Dataset items:
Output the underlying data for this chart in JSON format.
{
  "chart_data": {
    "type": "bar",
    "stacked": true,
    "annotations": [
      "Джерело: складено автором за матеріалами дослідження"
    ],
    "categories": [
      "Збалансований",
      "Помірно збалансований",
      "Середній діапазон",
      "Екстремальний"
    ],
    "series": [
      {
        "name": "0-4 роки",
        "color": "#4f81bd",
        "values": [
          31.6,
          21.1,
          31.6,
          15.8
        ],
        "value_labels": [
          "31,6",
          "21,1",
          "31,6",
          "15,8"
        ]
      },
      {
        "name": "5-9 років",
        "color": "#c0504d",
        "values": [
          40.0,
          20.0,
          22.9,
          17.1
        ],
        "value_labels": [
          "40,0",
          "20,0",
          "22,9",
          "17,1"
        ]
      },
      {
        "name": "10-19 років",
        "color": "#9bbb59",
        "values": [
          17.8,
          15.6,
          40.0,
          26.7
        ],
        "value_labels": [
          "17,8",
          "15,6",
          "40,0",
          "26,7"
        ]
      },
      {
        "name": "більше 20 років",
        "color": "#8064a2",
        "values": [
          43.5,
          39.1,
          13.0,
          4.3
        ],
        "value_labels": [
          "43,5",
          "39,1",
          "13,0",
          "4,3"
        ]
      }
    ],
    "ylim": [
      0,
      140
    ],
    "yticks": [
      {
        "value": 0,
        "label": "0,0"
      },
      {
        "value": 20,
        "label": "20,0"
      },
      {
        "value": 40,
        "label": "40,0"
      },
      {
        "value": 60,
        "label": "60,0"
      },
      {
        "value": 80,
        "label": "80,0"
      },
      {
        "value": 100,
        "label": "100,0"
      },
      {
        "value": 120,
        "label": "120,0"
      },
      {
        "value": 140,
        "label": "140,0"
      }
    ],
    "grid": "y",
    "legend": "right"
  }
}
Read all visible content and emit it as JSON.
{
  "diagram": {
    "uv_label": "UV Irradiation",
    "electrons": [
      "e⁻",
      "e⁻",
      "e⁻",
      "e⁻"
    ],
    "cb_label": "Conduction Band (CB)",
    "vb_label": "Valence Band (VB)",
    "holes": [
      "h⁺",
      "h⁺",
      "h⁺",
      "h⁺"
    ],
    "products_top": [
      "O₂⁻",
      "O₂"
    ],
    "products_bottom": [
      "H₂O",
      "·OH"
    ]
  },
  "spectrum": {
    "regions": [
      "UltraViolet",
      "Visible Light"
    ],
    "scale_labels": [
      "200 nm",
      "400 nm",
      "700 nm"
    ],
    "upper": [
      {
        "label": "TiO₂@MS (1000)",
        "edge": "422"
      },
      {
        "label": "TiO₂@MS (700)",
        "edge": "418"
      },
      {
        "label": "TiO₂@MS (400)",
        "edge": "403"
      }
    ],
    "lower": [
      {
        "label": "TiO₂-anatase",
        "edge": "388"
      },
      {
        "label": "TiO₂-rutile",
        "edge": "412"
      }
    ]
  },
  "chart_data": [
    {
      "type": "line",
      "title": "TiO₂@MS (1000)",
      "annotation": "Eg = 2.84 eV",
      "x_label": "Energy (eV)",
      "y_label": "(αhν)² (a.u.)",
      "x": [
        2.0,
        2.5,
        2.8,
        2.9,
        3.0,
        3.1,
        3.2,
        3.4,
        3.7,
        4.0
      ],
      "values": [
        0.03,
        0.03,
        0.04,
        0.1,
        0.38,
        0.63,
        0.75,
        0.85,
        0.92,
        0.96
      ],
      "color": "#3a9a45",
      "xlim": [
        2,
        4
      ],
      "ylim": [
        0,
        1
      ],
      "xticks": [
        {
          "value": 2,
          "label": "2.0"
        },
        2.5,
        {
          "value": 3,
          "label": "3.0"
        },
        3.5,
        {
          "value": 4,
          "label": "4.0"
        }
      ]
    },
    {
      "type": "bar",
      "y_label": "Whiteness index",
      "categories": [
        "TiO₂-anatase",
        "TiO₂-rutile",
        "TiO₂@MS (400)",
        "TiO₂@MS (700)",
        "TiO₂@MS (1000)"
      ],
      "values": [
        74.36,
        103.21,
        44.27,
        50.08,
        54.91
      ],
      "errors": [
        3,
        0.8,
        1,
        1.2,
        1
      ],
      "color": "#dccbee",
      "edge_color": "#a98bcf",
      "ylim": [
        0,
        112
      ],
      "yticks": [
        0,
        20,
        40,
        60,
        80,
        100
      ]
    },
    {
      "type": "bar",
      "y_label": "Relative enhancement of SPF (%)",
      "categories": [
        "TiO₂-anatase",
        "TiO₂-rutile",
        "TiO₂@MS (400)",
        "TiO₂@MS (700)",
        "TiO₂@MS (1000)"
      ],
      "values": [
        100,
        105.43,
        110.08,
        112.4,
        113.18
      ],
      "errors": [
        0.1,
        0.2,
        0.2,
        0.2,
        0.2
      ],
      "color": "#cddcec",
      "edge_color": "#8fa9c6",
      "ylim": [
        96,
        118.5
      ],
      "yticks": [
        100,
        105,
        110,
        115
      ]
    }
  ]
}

= Exercise aim =
Return the entries in full, keeping every line exactly as it is.

= Task response =
Output the underlying data for this chart in JSON format.
{
  "chart_data": {
    "type": "bar",
    "stacked": true,
    "annotations": [
      "Джерело: складено автором за матеріалами дослідження"
    ],
    "categories": [
      "Збалансований",
      "Помірно збалансований",
      "Середній діапазон",
      "Екстремальний"
    ],
    "series": [
      {
        "name": "0-4 роки",
        "color": "#4f81bd",
        "values": [
          31.6,
          21.1,
          31.6,
          15.8
        ],
        "value_labels": [
          "31,6",
          "21,1",
          "31,6",
          "15,8"
        ]
      },
      {
        "name": "5-9 років",
        "color": "#c0504d",
        "values": [
          40.0,
          20.0,
          22.9,
          17.1
        ],
        "value_labels": [
          "40,0",
          "20,0",
          "22,9",
          "17,1"
        ]
      },
      {
        "name": "10-19 років",
        "color": "#9bbb59",
        "values": [
          17.8,
          15.6,
          40.0,
          26.7
        ],
        "value_labels": [
          "17,8",
          "15,6",
          "40,0",
          "26,7"
        ]
      },
      {
        "name": "більше 20 років",
        "color": "#8064a2",
        "values": [
          43.5,
          39.1,
          13.0,
          4.3
        ],
        "value_labels": [
          "43,5",
          "39,1",
          "13,0",
          "4,3"
        ]
      }
    ],
    "ylim": [
      0,
      140
    ],
    "yticks": [
      {
        "value": 0,
        "label": "0,0"
      },
      {
        "value": 20,
        "label": "20,0"
      },
      {
        "value": 40,
        "label": "40,0"
      },
      {
        "value": 60,
        "label": "60,0"
      },
      {
        "value": 80,
        "label": "80,0"
      },
      {
        "value": 100,
        "label": "100,0"
      },
      {
        "value": 120,
        "label": "120,0"
      },
      {
        "value": 140,
        "label": "140,0"
      }
    ],
    "grid": "y",
    "legend": "right"
  }
}
Read all visible content and emit it as JSON.
{
  "diagram": {
    "uv_label": "UV Irradiation",
    "electrons": [
      "e⁻",
      "e⁻",
      "e⁻",
      "e⁻"
    ],
    "cb_label": "Conduction Band (CB)",
    "vb_label": "Valence Band (VB)",
    "holes": [
      "h⁺",
      "h⁺",
      "h⁺",
      "h⁺"
    ],
    "products_top": [
      "O₂⁻",
      "O₂"
    ],
    "products_bottom": [
      "H₂O",
      "·OH"
    ]
  },
  "spectrum": {
    "regions": [
      "UltraViolet",
      "Visible Light"
    ],
    "scale_labels": [
      "200 nm",
      "400 nm",
      "700 nm"
    ],
    "upper": [
      {
        "label": "TiO₂@MS (1000)",
        "edge": "422"
      },
      {
        "label": "TiO₂@MS (700)",
        "edge": "418"
      },
      {
        "label": "TiO₂@MS (400)",
        "edge": "403"
      }
    ],
    "lower": [
      {
        "label": "TiO₂-anatase",
        "edge": "388"
      },
      {
        "label": "TiO₂-rutile",
        "edge": "412"
      }
    ]
  },
  "chart_data": [
    {
      "type": "line",
      "title": "TiO₂@MS (1000)",
      "annotation": "Eg = 2.84 eV",
      "x_label": "Energy (eV)",
      "y_label": "(αhν)² (a.u.)",
      "x": [
        2.0,
        2.5,
        2.8,
        2.9,
        3.0,
        3.1,
        3.2,
        3.4,
        3.7,
        4.0
      ],
      "values": [
        0.03,
        0.03,
        0.04,
        0.1,
        0.38,
        0.63,
        0.75,
        0.85,
        0.92,
        0.96
      ],
      "color": "#3a9a45",
      "xlim": [
        2,
        4
      ],
      "ylim": [
        0,
        1
      ],
      "xticks": [
        {
          "value": 2,
          "label": "2.0"
        },
        2.5,
        {
          "value": 3,
          "label": "3.0"
        },
        3.5,
        {
          "value": 4,
          "label": "4.0"
        }
      ]
    },
    {
      "type": "bar",
      "y_label": "Whiteness index",
      "categories": [
        "TiO₂-anatase",
        "TiO₂-rutile",
        "TiO₂@MS (400)",
        "TiO₂@MS (700)",
        "TiO₂@MS (1000)"
      ],
      "values": [
        74.36,
        103.21,
        44.27,
        50.08,
        54.91
      ],
      "errors": [
        3,
        0.8,
        1,
        1.2,
        1
      ],
      "color": "#dccbee",
      "edge_color": "#a98bcf",
      "ylim": [
        0,
        112
      ],
      "yticks": [
        0,
        20,
        40,
        60,
        80,
        100
      ]
    },
    {
      "type": "bar",
      "y_label": "Relative enhancement of SPF (%)",
      "categories": [
        "TiO₂-anatase",
        "TiO₂-rutile",
        "TiO₂@MS (400)",
        "TiO₂@MS (700)",
        "TiO₂@MS (1000)"
      ],
      "values": [
        100,
        105.43,
        110.08,
        112.4,
        113.18
      ],
      "errors": [
        0.1,
        0.2,
        0.2,
        0.2,
        0.2
      ],
      "color": "#cddcec",
      "edge_color": "#8fa9c6",
      "ylim": [
        96,
        118.5
      ],
      "yticks": [
        100,
        105,
        110,
        115
      ]
    }
  ]
}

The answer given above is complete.